Copy, in full, each line of the material that holds the word "жестокость".

** Start of Data to use **

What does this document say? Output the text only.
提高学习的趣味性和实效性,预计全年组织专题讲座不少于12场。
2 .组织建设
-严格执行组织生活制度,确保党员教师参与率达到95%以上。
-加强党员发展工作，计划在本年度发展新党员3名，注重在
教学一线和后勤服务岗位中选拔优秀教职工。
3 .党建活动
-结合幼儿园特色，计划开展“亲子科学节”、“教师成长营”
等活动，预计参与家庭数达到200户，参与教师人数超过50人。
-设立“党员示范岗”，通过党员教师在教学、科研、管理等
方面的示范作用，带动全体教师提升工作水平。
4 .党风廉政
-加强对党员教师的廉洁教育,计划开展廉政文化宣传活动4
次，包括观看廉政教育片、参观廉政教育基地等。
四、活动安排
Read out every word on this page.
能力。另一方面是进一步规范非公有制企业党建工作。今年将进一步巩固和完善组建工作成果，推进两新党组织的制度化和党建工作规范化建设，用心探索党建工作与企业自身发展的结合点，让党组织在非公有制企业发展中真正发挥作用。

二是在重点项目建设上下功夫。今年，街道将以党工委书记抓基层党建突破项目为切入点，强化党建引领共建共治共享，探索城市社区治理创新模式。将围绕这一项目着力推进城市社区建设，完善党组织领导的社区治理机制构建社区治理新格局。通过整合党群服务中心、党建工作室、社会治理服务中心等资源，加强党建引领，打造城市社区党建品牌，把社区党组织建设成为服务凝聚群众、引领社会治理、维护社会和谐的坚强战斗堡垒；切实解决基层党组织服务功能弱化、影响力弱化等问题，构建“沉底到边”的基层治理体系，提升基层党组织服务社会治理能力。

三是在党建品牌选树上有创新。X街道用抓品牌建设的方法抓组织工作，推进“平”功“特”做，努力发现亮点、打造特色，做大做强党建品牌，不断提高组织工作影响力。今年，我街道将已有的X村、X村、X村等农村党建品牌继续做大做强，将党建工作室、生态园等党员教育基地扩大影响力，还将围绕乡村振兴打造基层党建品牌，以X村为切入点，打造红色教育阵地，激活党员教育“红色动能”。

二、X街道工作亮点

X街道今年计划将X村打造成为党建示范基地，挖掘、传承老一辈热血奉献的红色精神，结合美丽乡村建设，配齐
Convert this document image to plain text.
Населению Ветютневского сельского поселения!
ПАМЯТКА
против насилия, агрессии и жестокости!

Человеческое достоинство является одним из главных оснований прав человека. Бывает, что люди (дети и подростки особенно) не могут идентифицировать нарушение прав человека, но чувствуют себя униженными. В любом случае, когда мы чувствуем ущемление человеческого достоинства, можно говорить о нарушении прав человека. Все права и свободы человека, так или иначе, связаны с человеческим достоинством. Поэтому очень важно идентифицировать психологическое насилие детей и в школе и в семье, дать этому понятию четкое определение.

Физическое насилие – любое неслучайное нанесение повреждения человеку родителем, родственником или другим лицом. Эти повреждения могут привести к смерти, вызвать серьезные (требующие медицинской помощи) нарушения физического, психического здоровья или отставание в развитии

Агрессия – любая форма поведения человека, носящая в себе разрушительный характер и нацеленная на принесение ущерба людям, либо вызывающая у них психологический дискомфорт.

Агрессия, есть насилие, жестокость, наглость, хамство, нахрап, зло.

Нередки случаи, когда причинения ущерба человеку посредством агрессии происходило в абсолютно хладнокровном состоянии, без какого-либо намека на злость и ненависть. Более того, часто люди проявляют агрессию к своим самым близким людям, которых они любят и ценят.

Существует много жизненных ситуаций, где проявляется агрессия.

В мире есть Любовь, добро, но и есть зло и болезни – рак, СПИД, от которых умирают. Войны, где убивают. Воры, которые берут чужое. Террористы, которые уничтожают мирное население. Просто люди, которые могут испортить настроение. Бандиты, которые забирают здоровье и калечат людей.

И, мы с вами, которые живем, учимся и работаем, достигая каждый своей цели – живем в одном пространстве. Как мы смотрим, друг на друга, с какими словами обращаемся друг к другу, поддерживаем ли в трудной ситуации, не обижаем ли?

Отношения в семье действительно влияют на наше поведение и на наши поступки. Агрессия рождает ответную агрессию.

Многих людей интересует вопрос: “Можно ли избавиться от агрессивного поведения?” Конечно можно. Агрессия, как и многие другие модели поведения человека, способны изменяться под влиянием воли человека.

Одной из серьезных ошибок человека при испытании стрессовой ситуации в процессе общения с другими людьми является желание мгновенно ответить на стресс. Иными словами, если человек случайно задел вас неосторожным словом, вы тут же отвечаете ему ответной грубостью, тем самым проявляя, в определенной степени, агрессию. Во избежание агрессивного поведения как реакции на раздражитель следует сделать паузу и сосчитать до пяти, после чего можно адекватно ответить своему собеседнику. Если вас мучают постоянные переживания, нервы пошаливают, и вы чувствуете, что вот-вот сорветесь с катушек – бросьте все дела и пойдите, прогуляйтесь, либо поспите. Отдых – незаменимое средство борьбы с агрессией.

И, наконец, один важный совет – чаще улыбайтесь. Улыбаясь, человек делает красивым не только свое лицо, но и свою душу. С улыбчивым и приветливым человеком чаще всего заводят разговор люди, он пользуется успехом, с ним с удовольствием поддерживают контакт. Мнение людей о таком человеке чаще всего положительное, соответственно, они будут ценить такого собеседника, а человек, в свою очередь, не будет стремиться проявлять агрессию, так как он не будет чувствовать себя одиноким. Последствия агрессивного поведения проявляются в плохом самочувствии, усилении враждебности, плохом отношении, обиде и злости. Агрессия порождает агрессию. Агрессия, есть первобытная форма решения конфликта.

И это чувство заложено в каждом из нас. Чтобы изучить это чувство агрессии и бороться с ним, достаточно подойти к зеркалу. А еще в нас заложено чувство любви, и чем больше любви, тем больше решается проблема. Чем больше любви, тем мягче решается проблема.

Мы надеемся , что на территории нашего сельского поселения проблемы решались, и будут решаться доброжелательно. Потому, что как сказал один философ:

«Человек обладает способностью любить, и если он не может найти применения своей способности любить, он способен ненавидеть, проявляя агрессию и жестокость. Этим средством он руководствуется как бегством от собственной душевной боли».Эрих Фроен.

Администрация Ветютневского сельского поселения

** End of Data to use **

▸ Answer for the task
Агрессия, есть насилие, жестокость, наглость, хамство, нахрап, зло.
«Человек обладает способностью любить, и если он не может найти применения своей способности любить, он способен ненавидеть, проявляя агрессию и жестокость. Этим средством он руководствуется как бегством от собственной душевной боли».Эрих Фроен.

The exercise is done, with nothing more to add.